▸ **What you have to do**
Reply with only the number of lines that contain the string "text".

▸ **Available data**
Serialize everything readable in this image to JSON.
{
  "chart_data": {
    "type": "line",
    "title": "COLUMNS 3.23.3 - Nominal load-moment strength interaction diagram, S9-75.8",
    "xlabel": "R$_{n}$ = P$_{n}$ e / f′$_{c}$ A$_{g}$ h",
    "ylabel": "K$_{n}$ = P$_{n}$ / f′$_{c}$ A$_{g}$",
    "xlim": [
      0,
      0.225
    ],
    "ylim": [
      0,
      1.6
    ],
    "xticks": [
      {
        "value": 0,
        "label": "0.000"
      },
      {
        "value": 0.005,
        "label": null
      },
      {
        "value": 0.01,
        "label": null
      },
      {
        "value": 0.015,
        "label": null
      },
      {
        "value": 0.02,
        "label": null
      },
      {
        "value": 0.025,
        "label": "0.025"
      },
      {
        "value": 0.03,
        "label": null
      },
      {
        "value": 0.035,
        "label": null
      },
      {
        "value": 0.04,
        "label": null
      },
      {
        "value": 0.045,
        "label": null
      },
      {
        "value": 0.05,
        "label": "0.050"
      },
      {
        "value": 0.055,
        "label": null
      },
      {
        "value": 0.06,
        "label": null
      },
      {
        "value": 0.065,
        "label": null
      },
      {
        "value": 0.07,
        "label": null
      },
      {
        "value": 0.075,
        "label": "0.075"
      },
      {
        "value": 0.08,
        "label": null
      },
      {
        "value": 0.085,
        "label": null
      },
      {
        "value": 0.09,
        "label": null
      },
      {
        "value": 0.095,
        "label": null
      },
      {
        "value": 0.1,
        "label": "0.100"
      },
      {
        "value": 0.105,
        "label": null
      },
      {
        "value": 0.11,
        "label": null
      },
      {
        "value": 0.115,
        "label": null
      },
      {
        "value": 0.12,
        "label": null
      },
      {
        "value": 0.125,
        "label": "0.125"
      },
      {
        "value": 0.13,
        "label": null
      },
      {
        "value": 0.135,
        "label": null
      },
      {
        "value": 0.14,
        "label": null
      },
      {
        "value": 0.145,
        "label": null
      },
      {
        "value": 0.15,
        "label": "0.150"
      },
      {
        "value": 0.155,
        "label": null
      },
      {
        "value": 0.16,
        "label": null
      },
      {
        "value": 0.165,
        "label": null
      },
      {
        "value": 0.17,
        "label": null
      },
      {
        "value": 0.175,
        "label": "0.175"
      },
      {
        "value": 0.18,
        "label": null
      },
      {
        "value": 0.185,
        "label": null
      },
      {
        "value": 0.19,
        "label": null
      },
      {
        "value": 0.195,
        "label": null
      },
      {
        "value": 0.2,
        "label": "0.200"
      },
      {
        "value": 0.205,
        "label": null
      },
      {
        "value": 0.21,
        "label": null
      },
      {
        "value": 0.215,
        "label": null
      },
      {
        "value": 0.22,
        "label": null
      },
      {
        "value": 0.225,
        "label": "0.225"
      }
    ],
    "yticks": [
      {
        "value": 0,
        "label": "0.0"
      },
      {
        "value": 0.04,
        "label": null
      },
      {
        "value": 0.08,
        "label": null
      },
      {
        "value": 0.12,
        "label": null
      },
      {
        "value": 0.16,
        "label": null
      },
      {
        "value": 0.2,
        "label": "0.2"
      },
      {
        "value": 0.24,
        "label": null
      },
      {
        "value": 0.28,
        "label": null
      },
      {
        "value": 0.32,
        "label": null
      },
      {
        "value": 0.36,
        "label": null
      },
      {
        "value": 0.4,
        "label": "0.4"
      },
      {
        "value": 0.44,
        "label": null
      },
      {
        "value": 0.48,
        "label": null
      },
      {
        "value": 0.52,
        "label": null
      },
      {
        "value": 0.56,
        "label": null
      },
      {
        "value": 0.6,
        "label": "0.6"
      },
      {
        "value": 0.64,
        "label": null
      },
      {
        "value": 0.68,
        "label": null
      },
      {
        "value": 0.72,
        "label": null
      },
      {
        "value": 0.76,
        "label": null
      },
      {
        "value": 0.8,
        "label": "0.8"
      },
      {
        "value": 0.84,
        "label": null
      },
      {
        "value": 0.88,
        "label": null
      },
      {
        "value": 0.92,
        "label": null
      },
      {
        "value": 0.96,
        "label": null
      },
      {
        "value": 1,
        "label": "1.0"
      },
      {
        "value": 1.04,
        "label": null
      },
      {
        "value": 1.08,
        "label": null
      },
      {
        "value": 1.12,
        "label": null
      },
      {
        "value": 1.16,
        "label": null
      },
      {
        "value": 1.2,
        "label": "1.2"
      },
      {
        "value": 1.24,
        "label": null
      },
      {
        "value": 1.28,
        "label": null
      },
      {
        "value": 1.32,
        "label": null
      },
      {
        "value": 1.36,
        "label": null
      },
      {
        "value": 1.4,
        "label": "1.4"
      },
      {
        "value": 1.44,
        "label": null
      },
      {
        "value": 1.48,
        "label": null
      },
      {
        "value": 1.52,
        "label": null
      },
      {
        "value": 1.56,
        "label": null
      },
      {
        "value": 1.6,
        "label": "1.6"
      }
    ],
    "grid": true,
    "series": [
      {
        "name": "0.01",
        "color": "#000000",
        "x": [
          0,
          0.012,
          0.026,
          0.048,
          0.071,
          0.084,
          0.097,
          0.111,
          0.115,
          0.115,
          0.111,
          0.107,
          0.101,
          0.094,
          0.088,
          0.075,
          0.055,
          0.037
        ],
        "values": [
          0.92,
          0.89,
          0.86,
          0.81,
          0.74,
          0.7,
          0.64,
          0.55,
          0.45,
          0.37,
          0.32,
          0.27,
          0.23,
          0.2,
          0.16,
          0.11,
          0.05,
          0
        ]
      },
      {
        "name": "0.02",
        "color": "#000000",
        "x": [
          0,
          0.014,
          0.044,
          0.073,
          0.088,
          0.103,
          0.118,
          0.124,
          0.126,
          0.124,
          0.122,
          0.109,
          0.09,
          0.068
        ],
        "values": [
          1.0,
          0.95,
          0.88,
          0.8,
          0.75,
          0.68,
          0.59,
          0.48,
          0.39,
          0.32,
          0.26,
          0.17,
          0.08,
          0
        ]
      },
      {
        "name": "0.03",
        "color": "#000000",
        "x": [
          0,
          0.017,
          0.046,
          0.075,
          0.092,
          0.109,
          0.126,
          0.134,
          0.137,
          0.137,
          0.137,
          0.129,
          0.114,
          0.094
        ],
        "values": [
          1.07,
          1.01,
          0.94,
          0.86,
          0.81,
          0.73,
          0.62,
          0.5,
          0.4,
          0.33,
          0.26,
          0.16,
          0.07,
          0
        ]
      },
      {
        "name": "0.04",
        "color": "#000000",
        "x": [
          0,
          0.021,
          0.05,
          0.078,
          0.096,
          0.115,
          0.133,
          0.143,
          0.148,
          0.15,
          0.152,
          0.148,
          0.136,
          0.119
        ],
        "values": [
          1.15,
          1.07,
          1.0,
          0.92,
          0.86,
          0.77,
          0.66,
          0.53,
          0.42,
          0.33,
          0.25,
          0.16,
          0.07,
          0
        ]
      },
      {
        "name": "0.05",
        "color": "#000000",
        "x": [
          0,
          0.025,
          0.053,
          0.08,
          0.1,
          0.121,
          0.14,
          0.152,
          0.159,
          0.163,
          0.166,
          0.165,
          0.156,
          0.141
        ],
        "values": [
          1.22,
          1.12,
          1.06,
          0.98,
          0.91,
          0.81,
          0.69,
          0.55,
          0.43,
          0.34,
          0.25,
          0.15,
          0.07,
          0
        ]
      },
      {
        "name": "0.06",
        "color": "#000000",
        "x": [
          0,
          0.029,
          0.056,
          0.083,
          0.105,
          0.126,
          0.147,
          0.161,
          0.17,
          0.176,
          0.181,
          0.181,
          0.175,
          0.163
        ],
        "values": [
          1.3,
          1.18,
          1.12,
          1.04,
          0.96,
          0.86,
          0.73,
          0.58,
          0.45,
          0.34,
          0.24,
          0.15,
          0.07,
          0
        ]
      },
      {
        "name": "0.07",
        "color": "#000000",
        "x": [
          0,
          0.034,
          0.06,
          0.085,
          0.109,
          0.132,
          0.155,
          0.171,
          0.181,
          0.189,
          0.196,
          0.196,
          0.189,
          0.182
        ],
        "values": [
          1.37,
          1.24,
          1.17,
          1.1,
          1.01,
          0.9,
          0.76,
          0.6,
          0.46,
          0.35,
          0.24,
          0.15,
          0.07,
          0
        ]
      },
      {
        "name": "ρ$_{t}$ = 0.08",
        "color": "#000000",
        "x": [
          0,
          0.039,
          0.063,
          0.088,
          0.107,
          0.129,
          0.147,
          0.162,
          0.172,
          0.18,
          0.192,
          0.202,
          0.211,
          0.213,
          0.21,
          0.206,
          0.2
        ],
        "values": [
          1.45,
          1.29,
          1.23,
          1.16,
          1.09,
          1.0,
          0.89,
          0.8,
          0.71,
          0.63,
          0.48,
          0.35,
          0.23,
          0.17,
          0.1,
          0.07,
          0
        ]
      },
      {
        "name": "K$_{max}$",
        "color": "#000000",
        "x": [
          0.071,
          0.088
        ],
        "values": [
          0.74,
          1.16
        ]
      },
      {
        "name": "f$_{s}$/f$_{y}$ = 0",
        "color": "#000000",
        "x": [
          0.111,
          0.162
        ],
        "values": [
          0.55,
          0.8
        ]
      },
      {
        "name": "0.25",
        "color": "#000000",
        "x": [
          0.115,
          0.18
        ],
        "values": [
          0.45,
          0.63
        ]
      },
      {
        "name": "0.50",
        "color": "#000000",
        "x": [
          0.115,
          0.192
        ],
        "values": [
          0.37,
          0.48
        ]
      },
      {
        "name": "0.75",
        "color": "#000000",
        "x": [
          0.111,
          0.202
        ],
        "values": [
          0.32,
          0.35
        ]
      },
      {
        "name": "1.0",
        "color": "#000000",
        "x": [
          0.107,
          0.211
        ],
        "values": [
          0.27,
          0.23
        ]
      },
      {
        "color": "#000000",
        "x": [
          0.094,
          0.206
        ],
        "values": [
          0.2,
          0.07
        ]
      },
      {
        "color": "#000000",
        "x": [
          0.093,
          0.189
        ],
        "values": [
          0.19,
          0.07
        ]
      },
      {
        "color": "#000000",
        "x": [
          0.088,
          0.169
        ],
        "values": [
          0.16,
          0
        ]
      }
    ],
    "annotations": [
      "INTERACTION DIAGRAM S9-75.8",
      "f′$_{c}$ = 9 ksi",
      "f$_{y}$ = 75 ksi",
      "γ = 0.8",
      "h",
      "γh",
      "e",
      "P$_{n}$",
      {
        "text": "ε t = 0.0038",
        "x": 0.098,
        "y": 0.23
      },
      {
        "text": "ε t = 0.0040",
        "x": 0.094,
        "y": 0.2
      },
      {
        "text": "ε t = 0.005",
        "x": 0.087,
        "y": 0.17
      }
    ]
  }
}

▸ **Task result**
3